--- DIRECTION ---
Wherever a line below holds the word "Hazardous", copy that line.

----------

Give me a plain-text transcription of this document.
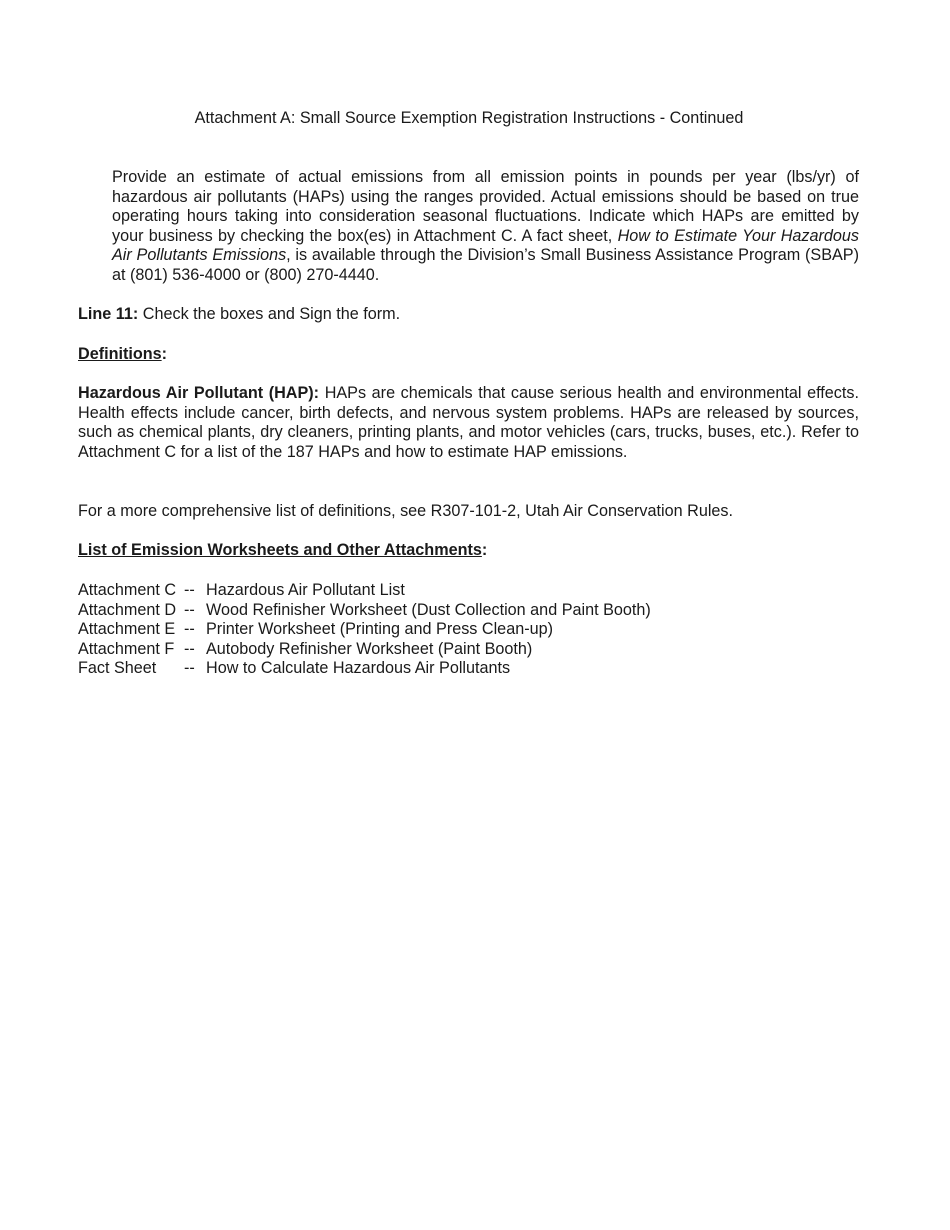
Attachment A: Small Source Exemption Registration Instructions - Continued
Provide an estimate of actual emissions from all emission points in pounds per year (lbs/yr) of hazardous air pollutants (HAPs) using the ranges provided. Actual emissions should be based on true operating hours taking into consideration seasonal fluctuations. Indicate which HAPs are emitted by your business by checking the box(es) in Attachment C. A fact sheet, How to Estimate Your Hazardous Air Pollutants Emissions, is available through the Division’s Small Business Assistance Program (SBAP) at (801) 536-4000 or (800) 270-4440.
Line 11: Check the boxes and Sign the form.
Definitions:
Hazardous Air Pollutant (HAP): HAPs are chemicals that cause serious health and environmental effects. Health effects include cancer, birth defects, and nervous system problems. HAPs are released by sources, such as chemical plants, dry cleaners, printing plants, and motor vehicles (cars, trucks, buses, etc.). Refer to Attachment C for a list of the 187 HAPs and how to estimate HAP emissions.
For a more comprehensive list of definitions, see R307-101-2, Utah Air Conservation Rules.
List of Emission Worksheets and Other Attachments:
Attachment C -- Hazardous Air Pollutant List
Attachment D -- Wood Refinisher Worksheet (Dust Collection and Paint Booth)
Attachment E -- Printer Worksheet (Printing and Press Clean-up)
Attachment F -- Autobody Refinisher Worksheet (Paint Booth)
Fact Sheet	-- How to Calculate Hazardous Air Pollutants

----------

--- EXERCISE RESPONSE ---
Provide an estimate of actual emissions from all emission points in pounds per year (lbs/yr) of hazardous air pollutants (HAPs) using the ranges provided. Actual emissions should be based on true operating hours taking into consideration seasonal fluctuations. Indicate which HAPs are emitted by your business by checking the box(es) in Attachment C. A fact sheet, How to Estimate Your Hazardous Air Pollutants Emissions, is available through the Division’s Small Business Assistance Program (SBAP) at (801) 536-4000 or (800) 270-4440.
Hazardous Air Pollutant (HAP): HAPs are chemicals that cause serious health and environmental effects. Health effects include cancer, birth defects, and nervous system problems. HAPs are released by sources, such as chemical plants, dry cleaners, printing plants, and motor vehicles (cars, trucks, buses, etc.). Refer to Attachment C for a list of the 187 HAPs and how to estimate HAP emissions.
Attachment C -- Hazardous Air Pollutant List
Fact Sheet	-- How to Calculate Hazardous Air Pollutants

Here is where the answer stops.